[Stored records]
══════════════════════════════
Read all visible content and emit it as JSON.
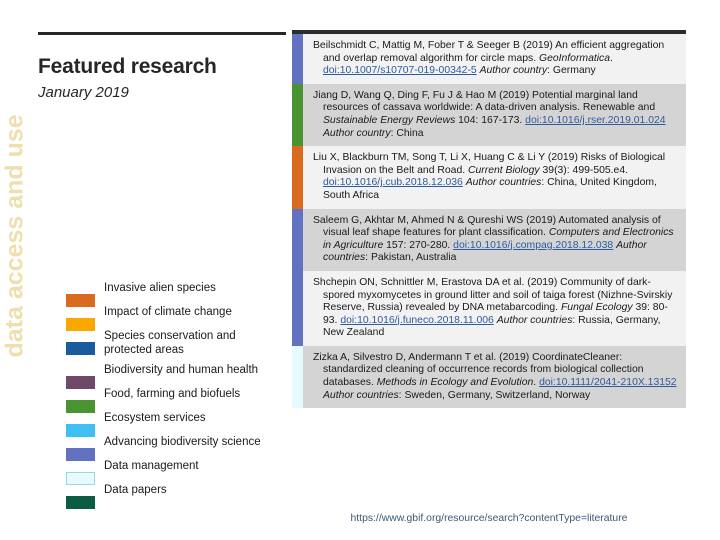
{
  "side_banner": {
    "text": "data access and use",
    "color": "#f0dfae"
  },
  "header": {
    "title": "Featured research",
    "subtitle": "January 2019",
    "rule_color": "#262626"
  },
  "legend": {
    "items": [
      {
        "label": "Invasive alien species",
        "color": "#d96a1f",
        "border": "#d96a1f"
      },
      {
        "label": "Impact of climate change",
        "color": "#f9a800",
        "border": "#f9a800"
      },
      {
        "label": "Species conservation and protected areas",
        "color": "#1a5b9e",
        "border": "#1a5b9e"
      },
      {
        "label": "Biodiversity and human health",
        "color": "#6e4a68",
        "border": "#6e4a68"
      },
      {
        "label": "Food, farming and biofuels",
        "color": "#4a9331",
        "border": "#4a9331"
      },
      {
        "label": "Ecosystem services",
        "color": "#3ec0f5",
        "border": "#3ec0f5"
      },
      {
        "label": "Advancing biodiversity science",
        "color": "#6272c0",
        "border": "#6272c0"
      },
      {
        "label": "Data management",
        "color": "#e6fbff",
        "border": "#9fd4e0"
      },
      {
        "label": "Data papers",
        "color": "#0c5c44",
        "border": "#0c5c44"
      }
    ]
  },
  "publications": [
    {
      "category_color": "#6272c0",
      "shade": "shade-a",
      "authors_title": "Beilschmidt C, Mattig M, Fober T & Seeger B (2019) An efficient aggregation and overlap removal algorithm for circle maps. ",
      "journal": "GeoInformatica",
      "journal_suffix": ". ",
      "doi": "doi:10.1007/s10707-019-00342-5",
      "author_country_label": "Author country",
      "author_country_value": ": Germany"
    },
    {
      "category_color": "#4a9331",
      "shade": "shade-b",
      "authors_title": "Jiang D, Wang Q, Ding F, Fu J & Hao M (2019) Potential marginal land resources of cassava worldwide: A data-driven analysis. Renewable and ",
      "journal": "Sustainable Energy Reviews",
      "journal_suffix": " 104: 167-173. ",
      "doi": "doi:10.1016/j.rser.2019.01.024",
      "author_country_label": "Author country",
      "author_country_value": ": China"
    },
    {
      "category_color": "#d96a1f",
      "shade": "shade-a",
      "authors_title": "Liu X, Blackburn TM, Song T, Li X, Huang C & Li Y (2019) Risks of Biological Invasion on the Belt and Road. ",
      "journal": "Current Biology",
      "journal_suffix": " 39(3): 499-505.e4. ",
      "doi": "doi:10.1016/j.cub.2018.12.036",
      "author_country_label": "Author countries",
      "author_country_value": ": China, United Kingdom, South Africa"
    },
    {
      "category_color": "#6272c0",
      "shade": "shade-b",
      "authors_title": "Saleem G, Akhtar M, Ahmed N & Qureshi WS (2019) Automated analysis of visual leaf shape features for plant classification. ",
      "journal": "Computers and Electronics in Agriculture",
      "journal_suffix": " 157: 270-280. ",
      "doi": "doi:10.1016/j.compag.2018.12.038",
      "author_country_label": "Author countries",
      "author_country_value": ": Pakistan, Australia"
    },
    {
      "category_color": "#6272c0",
      "shade": "shade-a",
      "authors_title": "Shchepin ON, Schnittler M, Erastova DA et al. (2019) Community of dark-spored myxomycetes in ground litter and soil of taiga forest (Nizhne-Svirskiy Reserve, Russia) revealed by DNA metabarcoding. ",
      "journal": "Fungal Ecology",
      "journal_suffix": " 39: 80-93. ",
      "doi": "doi:10.1016/j.funeco.2018.11.006",
      "author_country_label": "Author countries",
      "author_country_value": ": Russia, Germany, New Zealand"
    },
    {
      "category_color": "#e6fbff",
      "shade": "shade-b",
      "authors_title": "Zizka A, Silvestro D, Andermann T et al. (2019) CoordinateCleaner: standardized cleaning of occurrence records from biological collection databases. ",
      "journal": "Methods in Ecology and Evolution",
      "journal_suffix": ". ",
      "doi": "doi:10.1111/2041-210X.13152",
      "author_country_label": "Author countries",
      "author_country_value": ": Sweden, Germany, Switzerland, Norway"
    }
  ],
  "footer": {
    "source_url": "https://www.gbif.org/resource/search?contentType=literature"
  }
}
══════════════════════════════
_Problem to solve_
Strip the images and reproduce the remaining records precisely.

_Solution for this problem_
Read all visible content and emit it as JSON.
{
  "side_banner": {
    "text": "data access and use",
    "color": "#f0dfae"
  },
  "header": {
    "title": "Featured research",
    "subtitle": "January 2019",
    "rule_color": "#262626"
  },
  "legend": {
    "items": [
      {
        "label": "Invasive alien species",
        "color": "#d96a1f",
        "border": "#d96a1f"
      },
      {
        "label": "Impact of climate change",
        "color": "#f9a800",
        "border": "#f9a800"
      },
      {
        "label": "Species conservation and protected areas",
        "color": "#1a5b9e",
        "border": "#1a5b9e"
      },
      {
        "label": "Biodiversity and human health",
        "color": "#6e4a68",
        "border": "#6e4a68"
      },
      {
        "label": "Food, farming and biofuels",
        "color": "#4a9331",
        "border": "#4a9331"
      },
      {
        "label": "Ecosystem services",
        "color": "#3ec0f5",
        "border": "#3ec0f5"
      },
      {
        "label": "Advancing biodiversity science",
        "color": "#6272c0",
        "border": "#6272c0"
      },
      {
        "label": "Data management",
        "color": "#e6fbff",
        "border": "#9fd4e0"
      },
      {
        "label": "Data papers",
        "color": "#0c5c44",
        "border": "#0c5c44"
      }
    ]
  },
  "publications": [
    {
      "category_color": "#6272c0",
      "shade": "shade-a",
      "authors_title": "Beilschmidt C, Mattig M, Fober T & Seeger B (2019) An efficient aggregation and overlap removal algorithm for circle maps. ",
      "journal": "GeoInformatica",
      "journal_suffix": ". ",
      "doi": "doi:10.1007/s10707-019-00342-5",
      "author_country_label": "Author country",
      "author_country_value": ": Germany"
    },
    {
      "category_color": "#4a9331",
      "shade": "shade-b",
      "authors_title": "Jiang D, Wang Q, Ding F, Fu J & Hao M (2019) Potential marginal land resources of cassava worldwide: A data-driven analysis. Renewable and ",
      "journal": "Sustainable Energy Reviews",
      "journal_suffix": " 104: 167-173. ",
      "doi": "doi:10.1016/j.rser.2019.01.024",
      "author_country_label": "Author country",
      "author_country_value": ": China"
    },
    {
      "category_color": "#d96a1f",
      "shade": "shade-a",
      "authors_title": "Liu X, Blackburn TM, Song T, Li X, Huang C & Li Y (2019) Risks of Biological Invasion on the Belt and Road. ",
      "journal": "Current Biology",
      "journal_suffix": " 39(3): 499-505.e4. ",
      "doi": "doi:10.1016/j.cub.2018.12.036",
      "author_country_label": "Author countries",
      "author_country_value": ": China, United Kingdom, South Africa"
    },
    {
      "category_color": "#6272c0",
      "shade": "shade-b",
      "authors_title": "Saleem G, Akhtar M, Ahmed N & Qureshi WS (2019) Automated analysis of visual leaf shape features for plant classification. ",
      "journal": "Computers and Electronics in Agriculture",
      "journal_suffix": " 157: 270-280. ",
      "doi": "doi:10.1016/j.compag.2018.12.038",
      "author_country_label": "Author countries",
      "author_country_value": ": Pakistan, Australia"
    },
    {
      "category_color": "#6272c0",
      "shade": "shade-a",
      "authors_title": "Shchepin ON, Schnittler M, Erastova DA et al. (2019) Community of dark-spored myxomycetes in ground litter and soil of taiga forest (Nizhne-Svirskiy Reserve, Russia) revealed by DNA metabarcoding. ",
      "journal": "Fungal Ecology",
      "journal_suffix": " 39: 80-93. ",
      "doi": "doi:10.1016/j.funeco.2018.11.006",
      "author_country_label": "Author countries",
      "author_country_value": ": Russia, Germany, New Zealand"
    },
    {
      "category_color": "#e6fbff",
      "shade": "shade-b",
      "authors_title": "Zizka A, Silvestro D, Andermann T et al. (2019) CoordinateCleaner: standardized cleaning of occurrence records from biological collection databases. ",
      "journal": "Methods in Ecology and Evolution",
      "journal_suffix": ". ",
      "doi": "doi:10.1111/2041-210X.13152",
      "author_country_label": "Author countries",
      "author_country_value": ": Sweden, Germany, Switzerland, Norway"
    }
  ],
  "footer": {
    "source_url": "https://www.gbif.org/resource/search?contentType=literature"
  }
}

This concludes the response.